OPDRACHTEN:
**A)** Waarom wil de werknemer in het fragment over ontbinding na langdurige ziekte geen vaststellingsovereenkomst sluiten? Leg dat uit in één tot drie zinnen.
**B)** Geef een deel van het fragment over ontbinding na langdurige ziekte woordelijk weer, beginnend bij "De werkgever verzoekt" en doorlopend tot en met "kan worden verricht.".
:: TEKSTFRAGMENT
Ontbinding van de arbeidsovereenkomst na 104 weken ziekte. Gekozen is voor een verkort WIA-traject (versnelde procedure voor 60+). De werknemer voldoet niet aan de 26-wekeneis: herstel binnen deze periode voor haar volledige takenpakket in aangepaste uren is niet mogelijk.
Wat speelt er in deze zaak?
De werkgever is een onderneming in de kinder- en buitenschoolse opvang (bso). De werknemer werkt als pedagogisch medewerker voor 24 uur per week.
De werknemer wordt begin 2022 arbeidsongeschikt. Op 6 februari 2024 eindigt de wachttijd van 104 weken, waarna de werkgever een ontslagvergunning aanvraagt bij UWV.
Per beslissing van 9 februari 2024 ontvangt de werknemer vanaf 29 januari 2024 een loongerelateerde WGA-uitkering 80-100%. De toekenning van deze uitkering is via de zogeheten verkorte procedure voor 60+ tot stand gekomen, met instemming van zowel de werknemer als de werkgever. Hierbij heeft geen onderzoek door een verzekeringsarts plaatsgevonden evenmin is een arbeidsdeskundigonderzoek uitgevoerd.
De werkgever biedt de werknemer ook een vaststellingsovereenkomst aan ter beëindiging van het dienstverband. De werknemer wil geen vaststellingsovereenkomst sluiten, omdat zij verwacht binnen redelijke termijn volledig te kunnen herstellen en haar werk te kunnen hervatten.
De werknemer voert geen verweer in de ontslagprocedure van het UWV.
UWV weigert de gevraagde ontslagvergunning.
De werkgever verzoekt bij de kantonrechter om ontbinding van arbeidsovereenkomst.
Redelijke grond voor ontbinding?
Om te kunnen oordelen dat de werkgever een redelijke grond heeft voor ontbinding als bedoeld in artikel 7:669 lid 3 sub b BW moet worden vastgesteld dat sprake is van ziekte of gebreken van de werknemer waardoor zij niet meer in staat is de bedongen arbeid te verrichten, mits de periode, bedoeld in artikel 670, leden 1 en 11, is verstreken en aannemelijk is dat binnen 26 weken (na de eventuele ontbindingsbeslissing) geen herstel zal optreden en dat binnen die periode de bedongen arbeid ook niet in aangepaste vorm kan worden verricht.
Herstel binnen 26 weken?
::::
:: UITTREKSEL DATASET
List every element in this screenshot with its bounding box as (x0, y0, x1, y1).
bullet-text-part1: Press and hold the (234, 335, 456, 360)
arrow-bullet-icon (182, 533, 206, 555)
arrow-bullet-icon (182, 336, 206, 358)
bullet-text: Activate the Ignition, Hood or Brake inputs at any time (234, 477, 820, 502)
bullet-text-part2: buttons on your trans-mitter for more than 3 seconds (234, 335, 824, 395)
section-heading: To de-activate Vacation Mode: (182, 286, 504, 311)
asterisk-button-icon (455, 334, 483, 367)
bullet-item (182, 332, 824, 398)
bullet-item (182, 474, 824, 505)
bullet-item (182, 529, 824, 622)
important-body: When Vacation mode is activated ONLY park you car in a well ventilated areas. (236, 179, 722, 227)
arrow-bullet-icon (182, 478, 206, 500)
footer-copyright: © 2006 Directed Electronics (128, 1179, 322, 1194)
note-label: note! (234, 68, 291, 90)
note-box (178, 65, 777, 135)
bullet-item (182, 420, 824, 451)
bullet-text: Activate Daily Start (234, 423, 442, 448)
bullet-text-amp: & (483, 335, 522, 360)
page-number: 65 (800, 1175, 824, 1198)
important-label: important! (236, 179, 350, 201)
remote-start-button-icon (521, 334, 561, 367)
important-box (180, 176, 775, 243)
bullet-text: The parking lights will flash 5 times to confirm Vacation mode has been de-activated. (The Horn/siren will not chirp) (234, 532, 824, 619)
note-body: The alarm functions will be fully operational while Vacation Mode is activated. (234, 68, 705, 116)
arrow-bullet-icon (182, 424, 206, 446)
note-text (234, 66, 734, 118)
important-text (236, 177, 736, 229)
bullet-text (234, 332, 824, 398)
::::
ANTWOORDEN:
**A)** De werknemer wil geen vaststellingsovereenkomst sluiten omdat zij verwacht binnen redelijke termijn volledig te herstellen. Ze gaat ervan uit dat ze daarna haar werk weer kan hervatten.

**B)**
De werkgever verzoekt bij de kantonrechter om ontbinding van arbeidsovereenkomst.
Redelijke grond voor ontbinding?
Om te kunnen oordelen dat de werkgever een redelijke grond heeft voor ontbinding als bedoeld in artikel 7:669 lid 3 sub b BW moet worden vastgesteld dat sprake is van ziekte of gebreken van de werknemer waardoor zij niet meer in staat is de bedongen arbeid te verrichten, mits de periode, bedoeld in artikel 670, leden 1 en 11, is verstreken en aannemelijk is dat binnen 26 weken (na de eventuele ontbindingsbeslissing) geen herstel zal optreden en dat binnen die periode de bedongen arbeid ook niet in aangepaste vorm kan worden verricht.